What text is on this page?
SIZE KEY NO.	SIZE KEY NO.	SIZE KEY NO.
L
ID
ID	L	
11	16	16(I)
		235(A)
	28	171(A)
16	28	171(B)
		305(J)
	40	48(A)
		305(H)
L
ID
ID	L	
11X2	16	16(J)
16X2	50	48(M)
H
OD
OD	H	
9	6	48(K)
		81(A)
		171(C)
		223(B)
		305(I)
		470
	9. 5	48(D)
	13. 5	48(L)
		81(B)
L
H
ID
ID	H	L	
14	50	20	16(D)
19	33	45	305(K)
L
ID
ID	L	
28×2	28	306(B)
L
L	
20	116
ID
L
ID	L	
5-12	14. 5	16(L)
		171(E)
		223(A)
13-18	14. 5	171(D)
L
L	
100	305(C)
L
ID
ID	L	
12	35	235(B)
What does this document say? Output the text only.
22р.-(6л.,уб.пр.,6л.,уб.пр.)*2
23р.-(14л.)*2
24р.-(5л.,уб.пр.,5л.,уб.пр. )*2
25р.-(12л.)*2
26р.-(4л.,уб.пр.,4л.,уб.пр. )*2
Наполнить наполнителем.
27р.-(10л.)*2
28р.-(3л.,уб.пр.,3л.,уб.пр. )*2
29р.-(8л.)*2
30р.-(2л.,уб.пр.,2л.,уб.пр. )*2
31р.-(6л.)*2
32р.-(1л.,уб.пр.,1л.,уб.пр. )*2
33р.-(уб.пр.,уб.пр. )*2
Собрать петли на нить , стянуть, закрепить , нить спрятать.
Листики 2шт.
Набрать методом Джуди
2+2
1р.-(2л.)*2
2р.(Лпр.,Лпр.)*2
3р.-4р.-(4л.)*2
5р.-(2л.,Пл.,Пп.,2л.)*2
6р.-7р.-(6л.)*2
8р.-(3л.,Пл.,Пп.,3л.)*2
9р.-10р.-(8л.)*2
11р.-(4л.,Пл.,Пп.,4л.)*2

☆ ☆ ☆ ☆ ☆

§ **Exercise brief**
All of the entries must be quoted exactly; please include each one.

§ **Exercise response**
What text is on this page?
SIZE KEY NO.	SIZE KEY NO.	SIZE KEY NO.
L
ID
ID	L	
11	16	16(I)
		235(A)
	28	171(A)
16	28	171(B)
		305(J)
	40	48(A)
		305(H)
L
ID
ID	L	
11X2	16	16(J)
16X2	50	48(M)
H
OD
OD	H	
9	6	48(K)
		81(A)
		171(C)
		223(B)
		305(I)
		470
	9. 5	48(D)
	13. 5	48(L)
		81(B)
L
H
ID
ID	H	L	
14	50	20	16(D)
19	33	45	305(K)
L
ID
ID	L	
28×2	28	306(B)
L
L	
20	116
ID
L
ID	L	
5-12	14. 5	16(L)
		171(E)
		223(A)
13-18	14. 5	171(D)
L
L	
100	305(C)
L
ID
ID	L	
12	35	235(B)
What does this document say? Output the text only.
22р.-(6л.,уб.пр.,6л.,уб.пр.)*2
23р.-(14л.)*2
24р.-(5л.,уб.пр.,5л.,уб.пр. )*2
25р.-(12л.)*2
26р.-(4л.,уб.пр.,4л.,уб.пр. )*2
Наполнить наполнителем.
27р.-(10л.)*2
28р.-(3л.,уб.пр.,3л.,уб.пр. )*2
29р.-(8л.)*2
30р.-(2л.,уб.пр.,2л.,уб.пр. )*2
31р.-(6л.)*2
32р.-(1л.,уб.пр.,1л.,уб.пр. )*2
33р.-(уб.пр.,уб.пр. )*2
Собрать петли на нить , стянуть, закрепить , нить спрятать.
Листики 2шт.
Набрать методом Джуди
2+2
1р.-(2л.)*2
2р.(Лпр.,Лпр.)*2
3р.-4р.-(4л.)*2
5р.-(2л.,Пл.,Пп.,2л.)*2
6р.-7р.-(6л.)*2
8р.-(3л.,Пл.,Пп.,3л.)*2
9р.-10р.-(8л.)*2
11р.-(4л.,Пл.,Пп.,4л.)*2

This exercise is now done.